> _Data excerpts_
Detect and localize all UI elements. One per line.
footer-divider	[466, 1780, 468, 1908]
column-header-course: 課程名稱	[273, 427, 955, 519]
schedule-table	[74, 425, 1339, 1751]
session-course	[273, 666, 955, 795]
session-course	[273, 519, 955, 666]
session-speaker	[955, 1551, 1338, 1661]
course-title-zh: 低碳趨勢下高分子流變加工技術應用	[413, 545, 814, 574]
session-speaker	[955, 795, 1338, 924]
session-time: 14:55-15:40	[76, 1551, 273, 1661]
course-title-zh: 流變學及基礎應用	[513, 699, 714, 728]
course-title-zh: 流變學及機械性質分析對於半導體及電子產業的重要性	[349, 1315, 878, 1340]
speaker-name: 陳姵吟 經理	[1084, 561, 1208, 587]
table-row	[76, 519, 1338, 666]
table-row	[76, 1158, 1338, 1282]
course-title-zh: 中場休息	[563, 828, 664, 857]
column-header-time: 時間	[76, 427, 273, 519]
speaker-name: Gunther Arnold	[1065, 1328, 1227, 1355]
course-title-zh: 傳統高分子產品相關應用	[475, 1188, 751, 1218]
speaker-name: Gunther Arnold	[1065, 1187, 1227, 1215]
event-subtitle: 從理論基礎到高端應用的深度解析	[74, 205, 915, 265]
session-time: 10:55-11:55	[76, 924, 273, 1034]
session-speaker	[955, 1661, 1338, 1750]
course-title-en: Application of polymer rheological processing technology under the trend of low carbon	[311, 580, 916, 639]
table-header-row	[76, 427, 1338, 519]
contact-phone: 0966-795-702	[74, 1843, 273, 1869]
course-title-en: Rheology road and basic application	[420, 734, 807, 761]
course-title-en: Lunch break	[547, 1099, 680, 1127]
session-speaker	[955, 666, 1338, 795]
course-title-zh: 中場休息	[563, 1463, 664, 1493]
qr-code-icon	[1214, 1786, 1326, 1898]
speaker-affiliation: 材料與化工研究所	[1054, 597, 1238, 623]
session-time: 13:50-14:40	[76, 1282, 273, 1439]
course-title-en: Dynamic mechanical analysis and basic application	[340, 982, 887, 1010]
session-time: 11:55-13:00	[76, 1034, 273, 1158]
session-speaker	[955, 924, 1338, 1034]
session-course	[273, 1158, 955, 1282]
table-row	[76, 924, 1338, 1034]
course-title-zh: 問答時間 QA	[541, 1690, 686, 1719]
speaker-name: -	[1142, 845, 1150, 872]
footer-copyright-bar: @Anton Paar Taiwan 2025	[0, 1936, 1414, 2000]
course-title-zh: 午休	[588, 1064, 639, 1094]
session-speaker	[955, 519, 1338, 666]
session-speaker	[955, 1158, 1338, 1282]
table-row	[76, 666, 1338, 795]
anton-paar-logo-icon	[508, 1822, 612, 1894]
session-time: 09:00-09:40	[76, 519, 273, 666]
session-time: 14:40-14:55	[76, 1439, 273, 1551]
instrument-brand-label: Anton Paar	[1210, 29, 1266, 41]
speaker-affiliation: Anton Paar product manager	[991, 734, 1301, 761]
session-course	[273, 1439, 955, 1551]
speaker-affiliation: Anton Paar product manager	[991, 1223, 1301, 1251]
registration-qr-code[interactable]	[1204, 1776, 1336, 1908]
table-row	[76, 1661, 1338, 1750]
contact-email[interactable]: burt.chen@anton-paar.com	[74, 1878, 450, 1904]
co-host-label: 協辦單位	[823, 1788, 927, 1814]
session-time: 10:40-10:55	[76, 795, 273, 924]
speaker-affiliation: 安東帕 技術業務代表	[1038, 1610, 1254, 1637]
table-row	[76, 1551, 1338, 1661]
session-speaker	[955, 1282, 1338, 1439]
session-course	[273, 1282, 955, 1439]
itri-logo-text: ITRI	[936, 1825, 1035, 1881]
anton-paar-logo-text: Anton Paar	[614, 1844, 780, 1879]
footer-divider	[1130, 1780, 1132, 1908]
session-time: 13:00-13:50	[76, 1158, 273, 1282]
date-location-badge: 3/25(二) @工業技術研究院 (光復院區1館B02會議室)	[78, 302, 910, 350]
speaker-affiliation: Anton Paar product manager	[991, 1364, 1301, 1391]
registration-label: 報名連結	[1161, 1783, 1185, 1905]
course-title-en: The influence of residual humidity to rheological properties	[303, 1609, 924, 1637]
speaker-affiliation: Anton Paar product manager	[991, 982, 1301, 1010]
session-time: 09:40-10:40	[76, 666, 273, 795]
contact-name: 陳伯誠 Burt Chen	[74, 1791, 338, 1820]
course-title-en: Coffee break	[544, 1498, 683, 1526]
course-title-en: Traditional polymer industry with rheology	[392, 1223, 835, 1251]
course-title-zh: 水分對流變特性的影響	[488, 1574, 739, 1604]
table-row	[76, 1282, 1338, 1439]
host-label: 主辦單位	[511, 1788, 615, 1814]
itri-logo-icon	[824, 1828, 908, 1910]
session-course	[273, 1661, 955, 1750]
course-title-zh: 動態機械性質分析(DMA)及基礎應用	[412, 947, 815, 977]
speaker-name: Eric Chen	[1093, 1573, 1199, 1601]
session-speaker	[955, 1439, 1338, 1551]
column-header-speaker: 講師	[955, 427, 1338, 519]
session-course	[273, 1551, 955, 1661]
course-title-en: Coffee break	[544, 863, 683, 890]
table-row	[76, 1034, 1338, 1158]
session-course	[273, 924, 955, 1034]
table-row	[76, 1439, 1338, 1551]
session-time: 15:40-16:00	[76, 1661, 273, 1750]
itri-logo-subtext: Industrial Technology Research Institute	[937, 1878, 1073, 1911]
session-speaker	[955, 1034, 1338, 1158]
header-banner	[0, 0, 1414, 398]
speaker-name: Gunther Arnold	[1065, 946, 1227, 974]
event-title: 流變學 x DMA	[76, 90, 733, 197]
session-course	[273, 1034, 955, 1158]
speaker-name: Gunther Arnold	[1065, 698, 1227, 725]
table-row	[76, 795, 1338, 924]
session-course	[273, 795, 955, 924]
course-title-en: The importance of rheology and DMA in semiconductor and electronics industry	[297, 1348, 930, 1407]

> _Task objective_
Rewrite all the rows above, changing every "session-speaker" to "session-presenter" and leaving the rest untouched.

> _Written reply_
Detect and localize all UI elements. One per line.
footer-divider	[466, 1780, 468, 1908]
column-header-course: 課程名稱	[273, 427, 955, 519]
schedule-table	[74, 425, 1339, 1751]
session-course	[273, 666, 955, 795]
session-course	[273, 519, 955, 666]
session-presenter	[955, 1551, 1338, 1661]
course-title-zh: 低碳趨勢下高分子流變加工技術應用	[413, 545, 814, 574]
session-presenter	[955, 795, 1338, 924]
session-time: 14:55-15:40	[76, 1551, 273, 1661]
course-title-zh: 流變學及基礎應用	[513, 699, 714, 728]
course-title-zh: 流變學及機械性質分析對於半導體及電子產業的重要性	[349, 1315, 878, 1340]
speaker-name: 陳姵吟 經理	[1084, 561, 1208, 587]
table-row	[76, 519, 1338, 666]
table-row	[76, 1158, 1338, 1282]
course-title-zh: 中場休息	[563, 828, 664, 857]
column-header-time: 時間	[76, 427, 273, 519]
speaker-name: Gunther Arnold	[1065, 1328, 1227, 1355]
course-title-zh: 傳統高分子產品相關應用	[475, 1188, 751, 1218]
speaker-name: Gunther Arnold	[1065, 1187, 1227, 1215]
event-subtitle: 從理論基礎到高端應用的深度解析	[74, 205, 915, 265]
session-time: 10:55-11:55	[76, 924, 273, 1034]
session-presenter	[955, 1661, 1338, 1750]
course-title-en: Application of polymer rheological processing technology under the trend of low carbon	[311, 580, 916, 639]
table-header-row	[76, 427, 1338, 519]
contact-phone: 0966-795-702	[74, 1843, 273, 1869]
course-title-en: Rheology road and basic application	[420, 734, 807, 761]
course-title-en: Lunch break	[547, 1099, 680, 1127]
session-presenter	[955, 666, 1338, 795]
course-title-zh: 中場休息	[563, 1463, 664, 1493]
qr-code-icon	[1214, 1786, 1326, 1898]
speaker-affiliation: 材料與化工研究所	[1054, 597, 1238, 623]
session-time: 13:50-14:40	[76, 1282, 273, 1439]
course-title-en: Dynamic mechanical analysis and basic application	[340, 982, 887, 1010]
session-time: 11:55-13:00	[76, 1034, 273, 1158]
session-presenter	[955, 924, 1338, 1034]
session-course	[273, 1158, 955, 1282]
table-row	[76, 924, 1338, 1034]
course-title-zh: 問答時間 QA	[541, 1690, 686, 1719]
speaker-name: -	[1142, 845, 1150, 872]
footer-copyright-bar: @Anton Paar Taiwan 2025	[0, 1936, 1414, 2000]
course-title-zh: 午休	[588, 1064, 639, 1094]
session-presenter	[955, 519, 1338, 666]
session-presenter	[955, 1158, 1338, 1282]
table-row	[76, 666, 1338, 795]
anton-paar-logo-icon	[508, 1822, 612, 1894]
session-time: 09:00-09:40	[76, 519, 273, 666]
session-time: 14:40-14:55	[76, 1439, 273, 1551]
instrument-brand-label: Anton Paar	[1210, 29, 1266, 41]
speaker-affiliation: Anton Paar product manager	[991, 734, 1301, 761]
session-course	[273, 1439, 955, 1551]
speaker-affiliation: Anton Paar product manager	[991, 1223, 1301, 1251]
registration-qr-code[interactable]	[1204, 1776, 1336, 1908]
table-row	[76, 1661, 1338, 1750]
contact-email[interactable]: burt.chen@anton-paar.com	[74, 1878, 450, 1904]
co-host-label: 協辦單位	[823, 1788, 927, 1814]
session-time: 10:40-10:55	[76, 795, 273, 924]
speaker-affiliation: 安東帕 技術業務代表	[1038, 1610, 1254, 1637]
table-row	[76, 1551, 1338, 1661]
session-presenter	[955, 1282, 1338, 1439]
session-course	[273, 1282, 955, 1439]
itri-logo-text: ITRI	[936, 1825, 1035, 1881]
anton-paar-logo-text: Anton Paar	[614, 1844, 780, 1879]
footer-divider	[1130, 1780, 1132, 1908]
session-time: 13:00-13:50	[76, 1158, 273, 1282]
date-location-badge: 3/25(二) @工業技術研究院 (光復院區1館B02會議室)	[78, 302, 910, 350]
speaker-affiliation: Anton Paar product manager	[991, 1364, 1301, 1391]
registration-label: 報名連結	[1161, 1783, 1185, 1905]
course-title-en: The influence of residual humidity to rheological properties	[303, 1609, 924, 1637]
speaker-affiliation: Anton Paar product manager	[991, 982, 1301, 1010]
session-time: 09:40-10:40	[76, 666, 273, 795]
contact-name: 陳伯誠 Burt Chen	[74, 1791, 338, 1820]
course-title-en: Coffee break	[544, 1498, 683, 1526]
course-title-en: Traditional polymer industry with rheology	[392, 1223, 835, 1251]
course-title-zh: 水分對流變特性的影響	[488, 1574, 739, 1604]
table-row	[76, 1282, 1338, 1439]
host-label: 主辦單位	[511, 1788, 615, 1814]
itri-logo-icon	[824, 1828, 908, 1910]
session-course	[273, 1661, 955, 1750]
course-title-zh: 動態機械性質分析(DMA)及基礎應用	[412, 947, 815, 977]
speaker-name: Eric Chen	[1093, 1573, 1199, 1601]
session-presenter	[955, 1439, 1338, 1551]
column-header-speaker: 講師	[955, 427, 1338, 519]
session-course	[273, 1551, 955, 1661]
course-title-en: Coffee break	[544, 863, 683, 890]
table-row	[76, 1034, 1338, 1158]
session-course	[273, 924, 955, 1034]
table-row	[76, 1439, 1338, 1551]
session-time: 15:40-16:00	[76, 1661, 273, 1750]
itri-logo-subtext: Industrial Technology Research Institute	[937, 1878, 1073, 1911]
session-presenter	[955, 1034, 1338, 1158]
header-banner	[0, 0, 1414, 398]
speaker-name: Gunther Arnold	[1065, 946, 1227, 974]
event-title: 流變學 x DMA	[76, 90, 733, 197]
session-course	[273, 1034, 955, 1158]
speaker-name: Gunther Arnold	[1065, 698, 1227, 725]
table-row	[76, 795, 1338, 924]
session-course	[273, 795, 955, 924]
course-title-en: The importance of rheology and DMA in semiconductor and electronics industry	[297, 1348, 930, 1407]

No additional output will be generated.